Your goal: Every record must appear in your copy exactly as written, with no pictures.

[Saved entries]
-- Start --
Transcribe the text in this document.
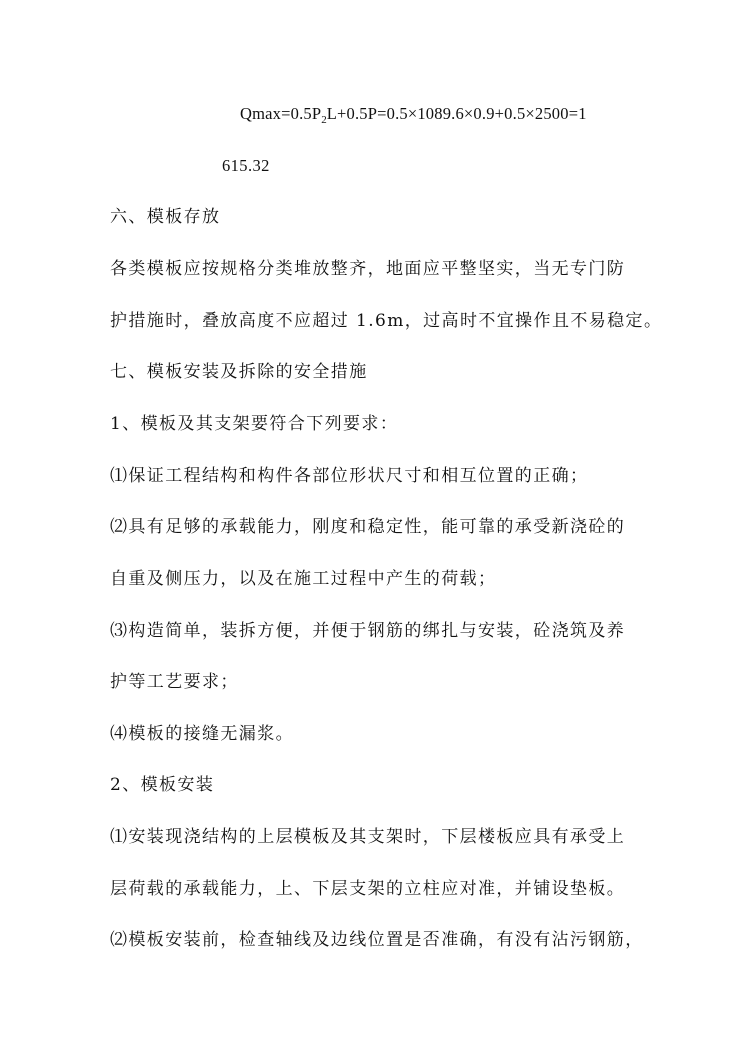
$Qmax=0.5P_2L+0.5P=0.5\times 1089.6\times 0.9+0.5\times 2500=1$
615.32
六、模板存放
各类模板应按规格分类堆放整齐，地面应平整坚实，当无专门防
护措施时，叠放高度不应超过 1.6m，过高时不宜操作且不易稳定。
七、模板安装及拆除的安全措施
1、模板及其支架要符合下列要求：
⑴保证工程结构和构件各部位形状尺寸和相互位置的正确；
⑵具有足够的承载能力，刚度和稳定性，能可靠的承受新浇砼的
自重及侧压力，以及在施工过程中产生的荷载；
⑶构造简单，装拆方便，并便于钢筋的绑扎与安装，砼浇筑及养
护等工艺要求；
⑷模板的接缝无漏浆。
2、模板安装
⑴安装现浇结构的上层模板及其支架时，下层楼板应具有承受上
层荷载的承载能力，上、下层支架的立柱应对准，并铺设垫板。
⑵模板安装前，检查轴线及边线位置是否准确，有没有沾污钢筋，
-- End --
Worked solution:
Transcribe the text in this document.
$Qmax=0.5P_2L+0.5P=0.5\times 1089.6\times 0.9+0.5\times 2500=1$
615.32
六、模板存放
各类模板应按规格分类堆放整齐，地面应平整坚实，当无专门防
护措施时，叠放高度不应超过 1.6m，过高时不宜操作且不易稳定。
七、模板安装及拆除的安全措施
1、模板及其支架要符合下列要求：
⑴保证工程结构和构件各部位形状尺寸和相互位置的正确；
⑵具有足够的承载能力，刚度和稳定性，能可靠的承受新浇砼的
自重及侧压力，以及在施工过程中产生的荷载；
⑶构造简单，装拆方便，并便于钢筋的绑扎与安装，砼浇筑及养
护等工艺要求；
⑷模板的接缝无漏浆。
2、模板安装
⑴安装现浇结构的上层模板及其支架时，下层楼板应具有承受上
层荷载的承载能力，上、下层支架的立柱应对准，并铺设垫板。
⑵模板安装前，检查轴线及边线位置是否准确，有没有沾污钢筋，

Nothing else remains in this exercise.